• _What to work on_: Write out the whole listing, matching it exactly.

Stored items from a collection
****************

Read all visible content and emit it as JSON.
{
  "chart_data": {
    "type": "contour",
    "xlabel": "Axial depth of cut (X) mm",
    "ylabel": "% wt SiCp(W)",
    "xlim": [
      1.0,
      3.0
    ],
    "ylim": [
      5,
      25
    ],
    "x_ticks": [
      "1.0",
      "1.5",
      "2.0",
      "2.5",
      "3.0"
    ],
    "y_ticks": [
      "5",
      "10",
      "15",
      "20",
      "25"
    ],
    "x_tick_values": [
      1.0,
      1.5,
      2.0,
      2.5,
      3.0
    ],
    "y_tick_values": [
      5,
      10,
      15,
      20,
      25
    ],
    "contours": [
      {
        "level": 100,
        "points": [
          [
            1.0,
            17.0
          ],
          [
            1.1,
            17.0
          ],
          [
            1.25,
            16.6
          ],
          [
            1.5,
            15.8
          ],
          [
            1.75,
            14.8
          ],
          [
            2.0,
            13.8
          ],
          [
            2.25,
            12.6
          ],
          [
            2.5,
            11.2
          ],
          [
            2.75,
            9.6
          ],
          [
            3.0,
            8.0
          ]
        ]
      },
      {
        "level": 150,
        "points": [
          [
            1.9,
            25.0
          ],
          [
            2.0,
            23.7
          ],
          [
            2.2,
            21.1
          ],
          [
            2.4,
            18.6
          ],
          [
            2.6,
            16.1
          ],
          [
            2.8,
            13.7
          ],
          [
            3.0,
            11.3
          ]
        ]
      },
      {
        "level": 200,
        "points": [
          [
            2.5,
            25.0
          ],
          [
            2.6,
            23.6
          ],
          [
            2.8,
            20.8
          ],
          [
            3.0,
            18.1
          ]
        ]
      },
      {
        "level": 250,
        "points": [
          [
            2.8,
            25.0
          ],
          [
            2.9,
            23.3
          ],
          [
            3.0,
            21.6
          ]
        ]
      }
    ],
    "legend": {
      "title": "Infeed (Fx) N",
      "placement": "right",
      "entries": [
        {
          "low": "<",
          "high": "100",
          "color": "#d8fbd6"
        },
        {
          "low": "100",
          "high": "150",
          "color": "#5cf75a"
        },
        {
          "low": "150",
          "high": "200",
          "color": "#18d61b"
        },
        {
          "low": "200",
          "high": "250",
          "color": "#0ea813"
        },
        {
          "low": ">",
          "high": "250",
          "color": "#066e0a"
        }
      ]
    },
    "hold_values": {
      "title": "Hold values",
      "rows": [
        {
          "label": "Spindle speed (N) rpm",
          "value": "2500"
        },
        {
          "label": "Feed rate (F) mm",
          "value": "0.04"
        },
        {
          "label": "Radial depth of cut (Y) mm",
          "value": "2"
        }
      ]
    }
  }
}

****************

• _Answer to this exercise_:
Read all visible content and emit it as JSON.
{
  "chart_data": {
    "type": "contour",
    "xlabel": "Axial depth of cut (X) mm",
    "ylabel": "% wt SiCp(W)",
    "xlim": [
      1.0,
      3.0
    ],
    "ylim": [
      5,
      25
    ],
    "x_ticks": [
      "1.0",
      "1.5",
      "2.0",
      "2.5",
      "3.0"
    ],
    "y_ticks": [
      "5",
      "10",
      "15",
      "20",
      "25"
    ],
    "x_tick_values": [
      1.0,
      1.5,
      2.0,
      2.5,
      3.0
    ],
    "y_tick_values": [
      5,
      10,
      15,
      20,
      25
    ],
    "contours": [
      {
        "level": 100,
        "points": [
          [
            1.0,
            17.0
          ],
          [
            1.1,
            17.0
          ],
          [
            1.25,
            16.6
          ],
          [
            1.5,
            15.8
          ],
          [
            1.75,
            14.8
          ],
          [
            2.0,
            13.8
          ],
          [
            2.25,
            12.6
          ],
          [
            2.5,
            11.2
          ],
          [
            2.75,
            9.6
          ],
          [
            3.0,
            8.0
          ]
        ]
      },
      {
        "level": 150,
        "points": [
          [
            1.9,
            25.0
          ],
          [
            2.0,
            23.7
          ],
          [
            2.2,
            21.1
          ],
          [
            2.4,
            18.6
          ],
          [
            2.6,
            16.1
          ],
          [
            2.8,
            13.7
          ],
          [
            3.0,
            11.3
          ]
        ]
      },
      {
        "level": 200,
        "points": [
          [
            2.5,
            25.0
          ],
          [
            2.6,
            23.6
          ],
          [
            2.8,
            20.8
          ],
          [
            3.0,
            18.1
          ]
        ]
      },
      {
        "level": 250,
        "points": [
          [
            2.8,
            25.0
          ],
          [
            2.9,
            23.3
          ],
          [
            3.0,
            21.6
          ]
        ]
      }
    ],
    "legend": {
      "title": "Infeed (Fx) N",
      "placement": "right",
      "entries": [
        {
          "low": "<",
          "high": "100",
          "color": "#d8fbd6"
        },
        {
          "low": "100",
          "high": "150",
          "color": "#5cf75a"
        },
        {
          "low": "150",
          "high": "200",
          "color": "#18d61b"
        },
        {
          "low": "200",
          "high": "250",
          "color": "#0ea813"
        },
        {
          "low": ">",
          "high": "250",
          "color": "#066e0a"
        }
      ]
    },
    "hold_values": {
      "title": "Hold values",
      "rows": [
        {
          "label": "Spindle speed (N) rpm",
          "value": "2500"
        },
        {
          "label": "Feed rate (F) mm",
          "value": "0.04"
        },
        {
          "label": "Radial depth of cut (Y) mm",
          "value": "2"
        }
      ]
    }
  }
}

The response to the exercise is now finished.